— Begin DATA SHOWN —

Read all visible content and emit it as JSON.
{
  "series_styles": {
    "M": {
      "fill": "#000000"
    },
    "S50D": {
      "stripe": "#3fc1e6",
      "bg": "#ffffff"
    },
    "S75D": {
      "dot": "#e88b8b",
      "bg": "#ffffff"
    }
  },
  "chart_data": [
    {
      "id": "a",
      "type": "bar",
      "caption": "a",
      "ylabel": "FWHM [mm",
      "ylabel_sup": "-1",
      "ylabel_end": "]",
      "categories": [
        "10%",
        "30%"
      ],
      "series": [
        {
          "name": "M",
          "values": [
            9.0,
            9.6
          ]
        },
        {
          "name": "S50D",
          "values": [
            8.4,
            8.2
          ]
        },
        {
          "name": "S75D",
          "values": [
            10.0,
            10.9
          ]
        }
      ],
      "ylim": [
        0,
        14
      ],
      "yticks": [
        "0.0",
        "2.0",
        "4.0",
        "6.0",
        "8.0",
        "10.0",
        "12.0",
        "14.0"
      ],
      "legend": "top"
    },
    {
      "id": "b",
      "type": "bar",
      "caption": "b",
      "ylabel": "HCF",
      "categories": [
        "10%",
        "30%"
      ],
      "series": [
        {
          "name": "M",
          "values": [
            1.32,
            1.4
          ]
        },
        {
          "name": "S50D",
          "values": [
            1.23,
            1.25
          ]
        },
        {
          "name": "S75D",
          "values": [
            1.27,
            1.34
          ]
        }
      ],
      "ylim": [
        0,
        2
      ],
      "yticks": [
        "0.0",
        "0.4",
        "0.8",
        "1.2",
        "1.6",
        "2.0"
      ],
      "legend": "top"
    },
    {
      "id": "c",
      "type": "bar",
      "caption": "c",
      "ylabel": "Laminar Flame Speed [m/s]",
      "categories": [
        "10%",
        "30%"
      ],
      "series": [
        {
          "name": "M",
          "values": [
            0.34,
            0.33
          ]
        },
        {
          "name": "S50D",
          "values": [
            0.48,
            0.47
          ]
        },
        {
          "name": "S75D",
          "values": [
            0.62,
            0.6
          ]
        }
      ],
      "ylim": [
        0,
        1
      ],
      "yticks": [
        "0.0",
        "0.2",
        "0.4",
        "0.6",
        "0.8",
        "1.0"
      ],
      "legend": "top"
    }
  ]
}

— End DATA SHOWN —

### GIVEN EXERCISE
Copy all of the data exactly.

### ANSWER TO THIS EXERCISE
Read all visible content and emit it as JSON.
{
  "series_styles": {
    "M": {
      "fill": "#000000"
    },
    "S50D": {
      "stripe": "#3fc1e6",
      "bg": "#ffffff"
    },
    "S75D": {
      "dot": "#e88b8b",
      "bg": "#ffffff"
    }
  },
  "chart_data": [
    {
      "id": "a",
      "type": "bar",
      "caption": "a",
      "ylabel": "FWHM [mm",
      "ylabel_sup": "-1",
      "ylabel_end": "]",
      "categories": [
        "10%",
        "30%"
      ],
      "series": [
        {
          "name": "M",
          "values": [
            9.0,
            9.6
          ]
        },
        {
          "name": "S50D",
          "values": [
            8.4,
            8.2
          ]
        },
        {
          "name": "S75D",
          "values": [
            10.0,
            10.9
          ]
        }
      ],
      "ylim": [
        0,
        14
      ],
      "yticks": [
        "0.0",
        "2.0",
        "4.0",
        "6.0",
        "8.0",
        "10.0",
        "12.0",
        "14.0"
      ],
      "legend": "top"
    },
    {
      "id": "b",
      "type": "bar",
      "caption": "b",
      "ylabel": "HCF",
      "categories": [
        "10%",
        "30%"
      ],
      "series": [
        {
          "name": "M",
          "values": [
            1.32,
            1.4
          ]
        },
        {
          "name": "S50D",
          "values": [
            1.23,
            1.25
          ]
        },
        {
          "name": "S75D",
          "values": [
            1.27,
            1.34
          ]
        }
      ],
      "ylim": [
        0,
        2
      ],
      "yticks": [
        "0.0",
        "0.4",
        "0.8",
        "1.2",
        "1.6",
        "2.0"
      ],
      "legend": "top"
    },
    {
      "id": "c",
      "type": "bar",
      "caption": "c",
      "ylabel": "Laminar Flame Speed [m/s]",
      "categories": [
        "10%",
        "30%"
      ],
      "series": [
        {
          "name": "M",
          "values": [
            0.34,
            0.33
          ]
        },
        {
          "name": "S50D",
          "values": [
            0.48,
            0.47
          ]
        },
        {
          "name": "S75D",
          "values": [
            0.62,
            0.6
          ]
        }
      ],
      "ylim": [
        0,
        1
      ],
      "yticks": [
        "0.0",
        "0.2",
        "0.4",
        "0.6",
        "0.8",
        "1.0"
      ],
      "legend": "top"
    }
  ]
}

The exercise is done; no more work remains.